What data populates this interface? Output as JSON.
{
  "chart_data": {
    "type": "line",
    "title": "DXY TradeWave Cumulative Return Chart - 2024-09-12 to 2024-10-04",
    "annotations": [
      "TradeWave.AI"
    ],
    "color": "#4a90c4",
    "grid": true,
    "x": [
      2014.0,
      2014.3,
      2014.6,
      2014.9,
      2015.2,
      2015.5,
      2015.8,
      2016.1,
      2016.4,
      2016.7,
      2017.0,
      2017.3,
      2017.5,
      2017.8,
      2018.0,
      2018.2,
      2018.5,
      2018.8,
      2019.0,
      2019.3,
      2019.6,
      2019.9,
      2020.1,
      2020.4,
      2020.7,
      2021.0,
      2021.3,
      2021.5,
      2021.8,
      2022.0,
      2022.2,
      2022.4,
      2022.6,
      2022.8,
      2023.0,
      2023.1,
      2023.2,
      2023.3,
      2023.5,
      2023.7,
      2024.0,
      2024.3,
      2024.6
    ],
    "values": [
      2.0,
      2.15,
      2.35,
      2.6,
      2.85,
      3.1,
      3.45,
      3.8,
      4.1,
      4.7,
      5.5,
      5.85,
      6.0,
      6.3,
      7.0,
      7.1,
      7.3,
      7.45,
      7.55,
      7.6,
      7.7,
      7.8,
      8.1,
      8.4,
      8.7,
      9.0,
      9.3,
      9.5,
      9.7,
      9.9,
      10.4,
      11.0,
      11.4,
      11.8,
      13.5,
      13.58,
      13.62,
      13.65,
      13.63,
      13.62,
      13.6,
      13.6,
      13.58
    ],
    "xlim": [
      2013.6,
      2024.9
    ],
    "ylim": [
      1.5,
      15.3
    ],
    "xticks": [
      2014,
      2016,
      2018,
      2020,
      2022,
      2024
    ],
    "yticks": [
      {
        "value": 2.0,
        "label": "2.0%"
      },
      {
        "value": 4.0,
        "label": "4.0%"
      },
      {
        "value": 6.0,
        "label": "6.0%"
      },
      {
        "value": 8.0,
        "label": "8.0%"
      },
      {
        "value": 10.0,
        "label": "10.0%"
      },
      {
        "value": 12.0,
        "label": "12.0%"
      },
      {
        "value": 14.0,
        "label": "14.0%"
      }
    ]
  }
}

===

**WORK TO COMPLETE:**
From the first line to the last, retype the data exactly.

**TASK ANSWER:**
What data populates this interface? Output as JSON.
{
  "chart_data": {
    "type": "line",
    "title": "DXY TradeWave Cumulative Return Chart - 2024-09-12 to 2024-10-04",
    "annotations": [
      "TradeWave.AI"
    ],
    "color": "#4a90c4",
    "grid": true,
    "x": [
      2014.0,
      2014.3,
      2014.6,
      2014.9,
      2015.2,
      2015.5,
      2015.8,
      2016.1,
      2016.4,
      2016.7,
      2017.0,
      2017.3,
      2017.5,
      2017.8,
      2018.0,
      2018.2,
      2018.5,
      2018.8,
      2019.0,
      2019.3,
      2019.6,
      2019.9,
      2020.1,
      2020.4,
      2020.7,
      2021.0,
      2021.3,
      2021.5,
      2021.8,
      2022.0,
      2022.2,
      2022.4,
      2022.6,
      2022.8,
      2023.0,
      2023.1,
      2023.2,
      2023.3,
      2023.5,
      2023.7,
      2024.0,
      2024.3,
      2024.6
    ],
    "values": [
      2.0,
      2.15,
      2.35,
      2.6,
      2.85,
      3.1,
      3.45,
      3.8,
      4.1,
      4.7,
      5.5,
      5.85,
      6.0,
      6.3,
      7.0,
      7.1,
      7.3,
      7.45,
      7.55,
      7.6,
      7.7,
      7.8,
      8.1,
      8.4,
      8.7,
      9.0,
      9.3,
      9.5,
      9.7,
      9.9,
      10.4,
      11.0,
      11.4,
      11.8,
      13.5,
      13.58,
      13.62,
      13.65,
      13.63,
      13.62,
      13.6,
      13.6,
      13.58
    ],
    "xlim": [
      2013.6,
      2024.9
    ],
    "ylim": [
      1.5,
      15.3
    ],
    "xticks": [
      2014,
      2016,
      2018,
      2020,
      2022,
      2024
    ],
    "yticks": [
      {
        "value": 2.0,
        "label": "2.0%"
      },
      {
        "value": 4.0,
        "label": "4.0%"
      },
      {
        "value": 6.0,
        "label": "6.0%"
      },
      {
        "value": 8.0,
        "label": "8.0%"
      },
      {
        "value": 10.0,
        "label": "10.0%"
      },
      {
        "value": 12.0,
        "label": "12.0%"
      },
      {
        "value": 14.0,
        "label": "14.0%"
      }
    ]
  }
}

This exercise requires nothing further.